===== RECORDS SUPPLIED

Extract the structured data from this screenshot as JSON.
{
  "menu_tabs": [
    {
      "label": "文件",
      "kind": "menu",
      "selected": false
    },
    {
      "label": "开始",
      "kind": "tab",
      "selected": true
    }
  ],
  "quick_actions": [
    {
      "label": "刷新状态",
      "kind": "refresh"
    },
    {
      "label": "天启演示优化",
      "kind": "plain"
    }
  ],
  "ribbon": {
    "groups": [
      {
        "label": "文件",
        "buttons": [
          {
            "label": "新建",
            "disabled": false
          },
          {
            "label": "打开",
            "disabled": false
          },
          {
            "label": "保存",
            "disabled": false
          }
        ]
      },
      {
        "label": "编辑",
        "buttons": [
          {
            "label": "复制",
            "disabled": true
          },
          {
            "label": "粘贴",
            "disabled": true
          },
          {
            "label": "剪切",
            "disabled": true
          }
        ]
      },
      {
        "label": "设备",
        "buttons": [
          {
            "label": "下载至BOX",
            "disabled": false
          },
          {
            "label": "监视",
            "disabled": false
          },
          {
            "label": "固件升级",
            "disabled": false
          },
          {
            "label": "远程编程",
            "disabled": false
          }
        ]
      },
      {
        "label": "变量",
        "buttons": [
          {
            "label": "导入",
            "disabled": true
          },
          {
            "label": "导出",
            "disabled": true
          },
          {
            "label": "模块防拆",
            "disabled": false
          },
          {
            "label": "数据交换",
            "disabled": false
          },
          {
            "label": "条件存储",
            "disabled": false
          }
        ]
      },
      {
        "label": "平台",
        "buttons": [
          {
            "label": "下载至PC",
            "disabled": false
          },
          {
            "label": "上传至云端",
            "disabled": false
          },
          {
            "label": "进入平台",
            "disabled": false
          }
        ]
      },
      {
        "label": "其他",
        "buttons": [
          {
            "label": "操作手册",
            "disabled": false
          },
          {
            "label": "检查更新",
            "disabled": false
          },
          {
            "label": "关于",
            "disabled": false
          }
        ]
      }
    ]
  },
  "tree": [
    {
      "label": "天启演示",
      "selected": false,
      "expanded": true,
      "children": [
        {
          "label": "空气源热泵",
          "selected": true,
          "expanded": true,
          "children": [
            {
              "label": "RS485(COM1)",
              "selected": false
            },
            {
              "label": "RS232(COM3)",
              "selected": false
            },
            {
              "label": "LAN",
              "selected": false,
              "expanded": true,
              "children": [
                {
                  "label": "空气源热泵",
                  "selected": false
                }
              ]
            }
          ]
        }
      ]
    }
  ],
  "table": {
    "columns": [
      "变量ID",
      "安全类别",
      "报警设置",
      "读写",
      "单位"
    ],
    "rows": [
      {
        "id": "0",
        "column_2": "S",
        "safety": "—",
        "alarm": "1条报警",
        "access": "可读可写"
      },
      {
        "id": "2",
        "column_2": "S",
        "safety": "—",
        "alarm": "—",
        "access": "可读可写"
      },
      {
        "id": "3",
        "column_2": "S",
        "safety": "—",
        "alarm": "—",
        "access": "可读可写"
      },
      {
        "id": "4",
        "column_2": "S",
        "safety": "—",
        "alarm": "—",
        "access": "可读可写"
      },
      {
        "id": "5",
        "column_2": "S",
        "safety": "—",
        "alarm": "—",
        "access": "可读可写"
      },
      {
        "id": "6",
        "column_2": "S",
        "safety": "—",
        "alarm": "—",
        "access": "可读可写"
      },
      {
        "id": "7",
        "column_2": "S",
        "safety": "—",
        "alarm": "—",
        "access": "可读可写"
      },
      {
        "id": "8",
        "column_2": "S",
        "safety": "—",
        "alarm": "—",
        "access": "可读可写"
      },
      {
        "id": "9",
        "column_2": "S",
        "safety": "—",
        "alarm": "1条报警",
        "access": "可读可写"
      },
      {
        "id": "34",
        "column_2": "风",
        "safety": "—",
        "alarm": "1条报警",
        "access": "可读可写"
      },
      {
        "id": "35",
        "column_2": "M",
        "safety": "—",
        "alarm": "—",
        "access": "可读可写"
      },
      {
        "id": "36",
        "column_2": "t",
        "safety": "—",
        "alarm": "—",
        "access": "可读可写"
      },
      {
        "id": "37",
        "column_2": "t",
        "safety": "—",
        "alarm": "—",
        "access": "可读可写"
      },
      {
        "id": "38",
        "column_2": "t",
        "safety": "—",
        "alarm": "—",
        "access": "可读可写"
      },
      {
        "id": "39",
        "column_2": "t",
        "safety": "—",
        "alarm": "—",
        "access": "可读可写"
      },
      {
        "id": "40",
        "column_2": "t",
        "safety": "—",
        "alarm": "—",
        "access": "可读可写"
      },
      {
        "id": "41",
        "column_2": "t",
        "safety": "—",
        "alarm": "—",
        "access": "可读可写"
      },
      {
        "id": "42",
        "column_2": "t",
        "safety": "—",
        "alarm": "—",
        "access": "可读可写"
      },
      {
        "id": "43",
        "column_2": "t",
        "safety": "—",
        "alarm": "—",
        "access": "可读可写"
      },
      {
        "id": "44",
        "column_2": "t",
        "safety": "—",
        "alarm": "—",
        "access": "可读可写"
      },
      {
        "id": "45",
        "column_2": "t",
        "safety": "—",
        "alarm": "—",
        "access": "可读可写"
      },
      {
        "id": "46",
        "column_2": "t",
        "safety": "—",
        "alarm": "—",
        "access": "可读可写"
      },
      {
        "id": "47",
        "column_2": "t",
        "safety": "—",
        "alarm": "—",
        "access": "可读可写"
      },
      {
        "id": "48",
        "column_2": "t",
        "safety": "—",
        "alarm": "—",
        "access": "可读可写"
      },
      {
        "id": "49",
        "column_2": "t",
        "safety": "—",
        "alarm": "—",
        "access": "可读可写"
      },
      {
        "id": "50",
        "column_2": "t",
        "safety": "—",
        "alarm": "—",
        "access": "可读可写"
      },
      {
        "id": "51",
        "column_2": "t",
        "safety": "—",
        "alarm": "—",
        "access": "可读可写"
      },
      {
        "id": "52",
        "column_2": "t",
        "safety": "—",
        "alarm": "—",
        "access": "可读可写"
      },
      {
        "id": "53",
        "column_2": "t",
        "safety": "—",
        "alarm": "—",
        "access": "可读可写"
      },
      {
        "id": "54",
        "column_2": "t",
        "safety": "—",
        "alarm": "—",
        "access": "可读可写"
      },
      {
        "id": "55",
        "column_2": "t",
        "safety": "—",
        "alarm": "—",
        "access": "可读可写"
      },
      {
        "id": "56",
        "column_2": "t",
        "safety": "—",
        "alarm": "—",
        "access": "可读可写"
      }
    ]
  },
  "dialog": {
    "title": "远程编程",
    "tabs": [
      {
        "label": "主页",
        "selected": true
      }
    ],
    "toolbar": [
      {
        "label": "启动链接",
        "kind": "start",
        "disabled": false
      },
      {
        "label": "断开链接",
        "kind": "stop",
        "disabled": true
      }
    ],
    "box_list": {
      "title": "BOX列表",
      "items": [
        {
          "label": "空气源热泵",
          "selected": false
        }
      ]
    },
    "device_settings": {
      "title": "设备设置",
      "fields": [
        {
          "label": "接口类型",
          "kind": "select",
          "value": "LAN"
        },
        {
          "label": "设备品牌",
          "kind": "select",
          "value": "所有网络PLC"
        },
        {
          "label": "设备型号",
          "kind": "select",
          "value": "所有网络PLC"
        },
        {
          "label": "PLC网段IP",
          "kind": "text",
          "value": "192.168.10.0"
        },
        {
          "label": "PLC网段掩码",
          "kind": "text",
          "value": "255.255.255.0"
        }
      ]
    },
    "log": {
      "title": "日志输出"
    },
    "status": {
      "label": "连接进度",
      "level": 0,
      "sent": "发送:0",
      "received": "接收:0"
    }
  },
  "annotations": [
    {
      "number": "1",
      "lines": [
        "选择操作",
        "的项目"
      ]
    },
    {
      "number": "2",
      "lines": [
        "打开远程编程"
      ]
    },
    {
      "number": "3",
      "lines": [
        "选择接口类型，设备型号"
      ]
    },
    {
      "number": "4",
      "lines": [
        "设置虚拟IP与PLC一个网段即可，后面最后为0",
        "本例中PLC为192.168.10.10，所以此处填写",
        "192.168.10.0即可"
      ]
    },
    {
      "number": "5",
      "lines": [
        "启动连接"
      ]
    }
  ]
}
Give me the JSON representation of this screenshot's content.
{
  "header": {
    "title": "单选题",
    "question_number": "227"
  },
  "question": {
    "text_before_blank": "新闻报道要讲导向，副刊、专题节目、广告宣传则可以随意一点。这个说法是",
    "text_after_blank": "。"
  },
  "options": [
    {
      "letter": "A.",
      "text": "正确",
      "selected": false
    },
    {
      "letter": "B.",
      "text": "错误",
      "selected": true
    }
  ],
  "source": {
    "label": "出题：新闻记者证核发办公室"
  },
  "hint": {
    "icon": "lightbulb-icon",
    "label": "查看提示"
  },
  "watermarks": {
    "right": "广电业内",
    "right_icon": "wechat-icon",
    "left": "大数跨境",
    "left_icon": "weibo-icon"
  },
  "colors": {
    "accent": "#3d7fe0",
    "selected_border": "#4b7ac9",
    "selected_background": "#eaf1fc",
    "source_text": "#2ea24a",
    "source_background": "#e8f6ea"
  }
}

==========

→ **TO BE DONE**
Pull out every line from the one with "Give me the" to the end of the listing, and output only those.

→ **ANSWER IN FULL**
Give me the JSON representation of this screenshot's content.
{
  "header": {
    "title": "单选题",
    "question_number": "227"
  },
  "question": {
    "text_before_blank": "新闻报道要讲导向，副刊、专题节目、广告宣传则可以随意一点。这个说法是",
    "text_after_blank": "。"
  },
  "options": [
    {
      "letter": "A.",
      "text": "正确",
      "selected": false
    },
    {
      "letter": "B.",
      "text": "错误",
      "selected": true
    }
  ],
  "source": {
    "label": "出题：新闻记者证核发办公室"
  },
  "hint": {
    "icon": "lightbulb-icon",
    "label": "查看提示"
  },
  "watermarks": {
    "right": "广电业内",
    "right_icon": "wechat-icon",
    "left": "大数跨境",
    "left_icon": "weibo-icon"
  },
  "colors": {
    "accent": "#3d7fe0",
    "selected_border": "#4b7ac9",
    "selected_background": "#eaf1fc",
    "source_text": "#2ea24a",
    "source_background": "#e8f6ea"
  }
}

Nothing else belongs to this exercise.